_WRITTEN TASK_.
What is the number of lines in the data that hold the string "bottom"? Reply with that number only.

---------- SOURCE RECORDS

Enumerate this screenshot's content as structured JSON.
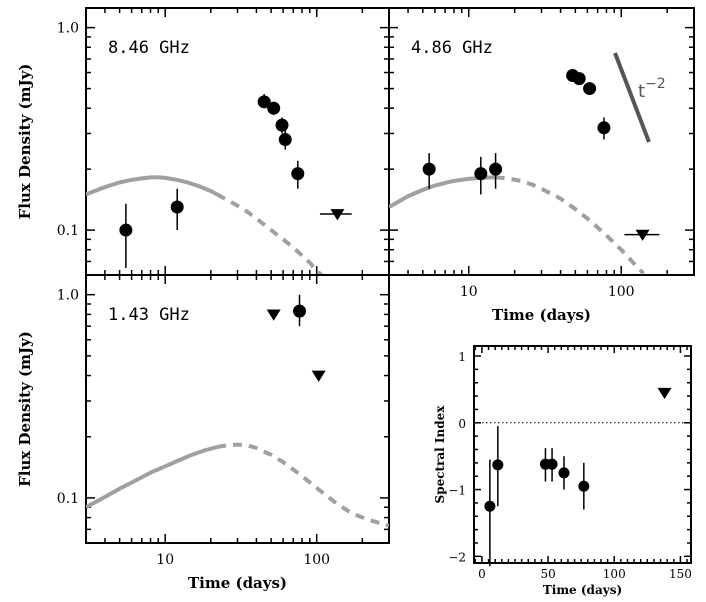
{
  "chart_data": [
    {
      "type": "scatter",
      "panel": "top-left",
      "scale": {
        "x": "log",
        "y": "log"
      },
      "xlim": [
        3,
        300
      ],
      "ylim": [
        0.06,
        1.25
      ],
      "ylabel": "Flux Density (mJy)",
      "label": "8.46 GHz",
      "y_ticks": [
        {
          "v": 0.1,
          "label": "0.1"
        },
        {
          "v": 1.0,
          "label": "1.0"
        }
      ],
      "x_ticks": [],
      "points": [
        {
          "x": 5.5,
          "y": 0.1,
          "ylo": 0.065,
          "yhi": 0.135
        },
        {
          "x": 12,
          "y": 0.13,
          "ylo": 0.1,
          "yhi": 0.16
        },
        {
          "x": 45,
          "y": 0.43,
          "ylo": 0.4,
          "yhi": 0.47
        },
        {
          "x": 52,
          "y": 0.4,
          "ylo": 0.37,
          "yhi": 0.43
        },
        {
          "x": 59,
          "y": 0.33,
          "ylo": 0.3,
          "yhi": 0.36
        },
        {
          "x": 62,
          "y": 0.28,
          "ylo": 0.25,
          "yhi": 0.31
        },
        {
          "x": 75,
          "y": 0.19,
          "ylo": 0.16,
          "yhi": 0.22
        }
      ],
      "upper_limits": [
        {
          "x": 137,
          "y": 0.12,
          "xlo": 105,
          "xhi": 170
        }
      ],
      "model_solid": [
        [
          3,
          0.15
        ],
        [
          4,
          0.163
        ],
        [
          5,
          0.172
        ],
        [
          6,
          0.177
        ],
        [
          7,
          0.18
        ],
        [
          8,
          0.182
        ],
        [
          9,
          0.182
        ],
        [
          10,
          0.181
        ],
        [
          12,
          0.177
        ],
        [
          14,
          0.172
        ],
        [
          17,
          0.164
        ],
        [
          20,
          0.156
        ],
        [
          22,
          0.15
        ]
      ],
      "model_dashed": [
        [
          22,
          0.15
        ],
        [
          26,
          0.14
        ],
        [
          30,
          0.132
        ],
        [
          35,
          0.123
        ],
        [
          40,
          0.114
        ],
        [
          50,
          0.1
        ],
        [
          60,
          0.09
        ],
        [
          70,
          0.082
        ],
        [
          80,
          0.075
        ],
        [
          90,
          0.069
        ],
        [
          100,
          0.063
        ],
        [
          110,
          0.059
        ]
      ]
    },
    {
      "type": "scatter",
      "panel": "top-right",
      "scale": {
        "x": "log",
        "y": "log"
      },
      "xlim": [
        3,
        300
      ],
      "ylim": [
        0.06,
        1.25
      ],
      "xlabel": "Time (days)",
      "label": "4.86 GHz",
      "annotation": "t",
      "annotation_exp": "−2",
      "x_ticks": [
        {
          "v": 10,
          "label": "10"
        },
        {
          "v": 100,
          "label": "100"
        }
      ],
      "y_ticks": [],
      "points": [
        {
          "x": 5.5,
          "y": 0.2,
          "ylo": 0.16,
          "yhi": 0.24
        },
        {
          "x": 12,
          "y": 0.19,
          "ylo": 0.15,
          "yhi": 0.23
        },
        {
          "x": 15,
          "y": 0.2,
          "ylo": 0.16,
          "yhi": 0.24
        },
        {
          "x": 48,
          "y": 0.58,
          "ylo": 0.55,
          "yhi": 0.61
        },
        {
          "x": 53,
          "y": 0.56,
          "ylo": 0.53,
          "yhi": 0.59
        },
        {
          "x": 62,
          "y": 0.5,
          "ylo": 0.47,
          "yhi": 0.53
        },
        {
          "x": 77,
          "y": 0.32,
          "ylo": 0.28,
          "yhi": 0.36
        }
      ],
      "upper_limits": [
        {
          "x": 138,
          "y": 0.095,
          "xlo": 105,
          "xhi": 178
        }
      ],
      "model_solid": [
        [
          3,
          0.13
        ],
        [
          4,
          0.147
        ],
        [
          5,
          0.158
        ],
        [
          6,
          0.166
        ],
        [
          7,
          0.171
        ],
        [
          8,
          0.175
        ],
        [
          10,
          0.179
        ],
        [
          12,
          0.181
        ],
        [
          14,
          0.182
        ],
        [
          15,
          0.182
        ]
      ],
      "model_dashed": [
        [
          15,
          0.182
        ],
        [
          18,
          0.18
        ],
        [
          22,
          0.175
        ],
        [
          26,
          0.168
        ],
        [
          30,
          0.16
        ],
        [
          40,
          0.143
        ],
        [
          50,
          0.127
        ],
        [
          60,
          0.114
        ],
        [
          70,
          0.103
        ],
        [
          80,
          0.094
        ],
        [
          100,
          0.08
        ],
        [
          120,
          0.069
        ],
        [
          140,
          0.061
        ]
      ]
    },
    {
      "type": "scatter",
      "panel": "bottom-left",
      "scale": {
        "x": "log",
        "y": "log"
      },
      "xlim": [
        3,
        300
      ],
      "ylim": [
        0.06,
        1.25
      ],
      "xlabel": "Time (days)",
      "ylabel": "Flux Density (mJy)",
      "label": "1.43 GHz",
      "x_ticks": [
        {
          "v": 10,
          "label": "10"
        },
        {
          "v": 100,
          "label": "100"
        }
      ],
      "y_ticks": [
        {
          "v": 0.1,
          "label": "0.1"
        },
        {
          "v": 1.0,
          "label": "1.0"
        }
      ],
      "points": [
        {
          "x": 77,
          "y": 0.83,
          "ylo": 0.7,
          "yhi": 1.0
        }
      ],
      "upper_limits": [
        {
          "x": 52,
          "y": 0.8
        },
        {
          "x": 103,
          "y": 0.4
        }
      ],
      "model_solid": [
        [
          3,
          0.09
        ],
        [
          4,
          0.101
        ],
        [
          5,
          0.111
        ],
        [
          6,
          0.119
        ],
        [
          8,
          0.133
        ],
        [
          10,
          0.143
        ],
        [
          12,
          0.152
        ],
        [
          15,
          0.163
        ],
        [
          18,
          0.171
        ],
        [
          22,
          0.178
        ]
      ],
      "model_dashed": [
        [
          22,
          0.178
        ],
        [
          26,
          0.182
        ],
        [
          30,
          0.183
        ],
        [
          35,
          0.181
        ],
        [
          40,
          0.176
        ],
        [
          50,
          0.163
        ],
        [
          60,
          0.15
        ],
        [
          70,
          0.138
        ],
        [
          80,
          0.128
        ],
        [
          100,
          0.112
        ],
        [
          130,
          0.096
        ],
        [
          170,
          0.084
        ],
        [
          220,
          0.078
        ],
        [
          300,
          0.073
        ]
      ]
    },
    {
      "type": "scatter",
      "panel": "bottom-right",
      "scale": {
        "x": "linear",
        "y": "linear"
      },
      "xlim": [
        -6,
        158
      ],
      "ylim": [
        -2.1,
        1.15
      ],
      "xlabel": "Time (days)",
      "ylabel": "Spectral Index",
      "reference_line": 0,
      "x_ticks": [
        {
          "v": 0,
          "label": "0"
        },
        {
          "v": 50,
          "label": "50"
        },
        {
          "v": 100,
          "label": "100"
        },
        {
          "v": 150,
          "label": "150"
        }
      ],
      "y_ticks": [
        {
          "v": 1,
          "label": "1"
        },
        {
          "v": 0,
          "label": "0"
        },
        {
          "v": -1,
          "label": "−1"
        },
        {
          "v": -2,
          "label": "−2"
        }
      ],
      "points": [
        {
          "x": 6,
          "y": -1.25,
          "ylo": -2.15,
          "yhi": -0.55
        },
        {
          "x": 12,
          "y": -0.63,
          "ylo": -1.25,
          "yhi": -0.05
        },
        {
          "x": 48,
          "y": -0.62,
          "ylo": -0.88,
          "yhi": -0.38
        },
        {
          "x": 53,
          "y": -0.62,
          "ylo": -0.88,
          "yhi": -0.38
        },
        {
          "x": 62,
          "y": -0.75,
          "ylo": -1.0,
          "yhi": -0.5
        },
        {
          "x": 77,
          "y": -0.95,
          "ylo": -1.3,
          "yhi": -0.6
        }
      ],
      "upper_limits": [
        {
          "x": 138,
          "y": 0.45,
          "inverted": true
        }
      ]
    }
  ]
}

--------------------

_OUTPUT FOR THIS EXERCISE_.
2